• PROVIDED RECORDS
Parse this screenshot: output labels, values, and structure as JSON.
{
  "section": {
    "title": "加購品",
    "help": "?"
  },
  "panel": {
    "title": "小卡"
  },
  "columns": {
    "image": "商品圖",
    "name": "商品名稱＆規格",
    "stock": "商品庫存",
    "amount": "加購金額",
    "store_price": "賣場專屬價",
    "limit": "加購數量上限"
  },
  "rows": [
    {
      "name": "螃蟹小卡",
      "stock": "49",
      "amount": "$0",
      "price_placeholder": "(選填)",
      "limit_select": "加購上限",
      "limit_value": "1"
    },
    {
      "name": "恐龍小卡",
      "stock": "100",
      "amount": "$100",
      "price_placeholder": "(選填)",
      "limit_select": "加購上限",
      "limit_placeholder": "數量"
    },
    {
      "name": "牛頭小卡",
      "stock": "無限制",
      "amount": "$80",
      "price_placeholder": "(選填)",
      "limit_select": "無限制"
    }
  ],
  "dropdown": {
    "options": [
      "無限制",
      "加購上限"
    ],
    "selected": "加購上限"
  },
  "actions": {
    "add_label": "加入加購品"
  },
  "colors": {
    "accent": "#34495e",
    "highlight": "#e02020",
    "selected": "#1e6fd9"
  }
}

---

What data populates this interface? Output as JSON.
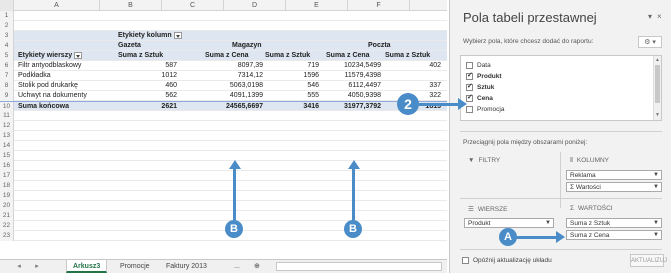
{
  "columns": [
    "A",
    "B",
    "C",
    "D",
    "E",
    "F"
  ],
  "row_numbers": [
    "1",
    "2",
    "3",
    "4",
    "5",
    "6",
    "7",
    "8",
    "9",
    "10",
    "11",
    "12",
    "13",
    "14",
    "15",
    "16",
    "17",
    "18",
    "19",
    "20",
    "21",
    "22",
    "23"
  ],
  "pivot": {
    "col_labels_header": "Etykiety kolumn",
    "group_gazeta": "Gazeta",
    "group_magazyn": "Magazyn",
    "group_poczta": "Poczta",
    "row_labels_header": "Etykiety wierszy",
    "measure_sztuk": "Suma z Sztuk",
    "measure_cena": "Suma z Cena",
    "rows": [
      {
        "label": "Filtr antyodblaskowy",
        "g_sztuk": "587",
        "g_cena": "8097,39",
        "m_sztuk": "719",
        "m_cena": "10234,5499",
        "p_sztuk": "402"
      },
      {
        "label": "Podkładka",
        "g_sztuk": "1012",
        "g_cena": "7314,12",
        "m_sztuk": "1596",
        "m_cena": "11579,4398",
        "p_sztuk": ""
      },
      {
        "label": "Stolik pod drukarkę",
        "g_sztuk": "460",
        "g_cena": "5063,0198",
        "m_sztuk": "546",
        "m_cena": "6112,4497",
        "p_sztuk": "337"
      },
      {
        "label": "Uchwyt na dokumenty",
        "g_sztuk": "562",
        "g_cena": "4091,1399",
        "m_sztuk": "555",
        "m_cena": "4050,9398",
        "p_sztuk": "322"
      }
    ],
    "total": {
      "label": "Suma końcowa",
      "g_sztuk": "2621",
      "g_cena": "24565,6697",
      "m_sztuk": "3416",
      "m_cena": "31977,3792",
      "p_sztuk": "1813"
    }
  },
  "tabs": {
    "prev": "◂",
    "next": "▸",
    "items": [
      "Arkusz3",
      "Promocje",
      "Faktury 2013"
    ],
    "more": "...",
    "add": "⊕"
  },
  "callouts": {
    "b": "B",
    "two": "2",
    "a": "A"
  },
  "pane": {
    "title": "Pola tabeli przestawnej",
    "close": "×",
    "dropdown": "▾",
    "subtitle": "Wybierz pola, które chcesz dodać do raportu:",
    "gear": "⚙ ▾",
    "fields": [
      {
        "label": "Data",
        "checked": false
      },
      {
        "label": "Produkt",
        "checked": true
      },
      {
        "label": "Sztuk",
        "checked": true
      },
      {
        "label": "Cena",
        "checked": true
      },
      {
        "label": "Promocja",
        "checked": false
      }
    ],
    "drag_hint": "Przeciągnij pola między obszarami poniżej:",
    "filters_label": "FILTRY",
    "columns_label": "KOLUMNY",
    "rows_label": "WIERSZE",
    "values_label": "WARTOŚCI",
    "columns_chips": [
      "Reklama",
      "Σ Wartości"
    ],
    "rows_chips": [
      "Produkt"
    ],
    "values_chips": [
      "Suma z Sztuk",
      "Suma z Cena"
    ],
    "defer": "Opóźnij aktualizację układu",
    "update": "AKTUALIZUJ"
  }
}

• EXERCISE DIRECTIONS
Look through the data and gather every line with the string "Etykiety" in it.

• EXERCISE ANSWER
    "col_labels_header": "Etykiety kolumn",
    "row_labels_header": "Etykiety wierszy",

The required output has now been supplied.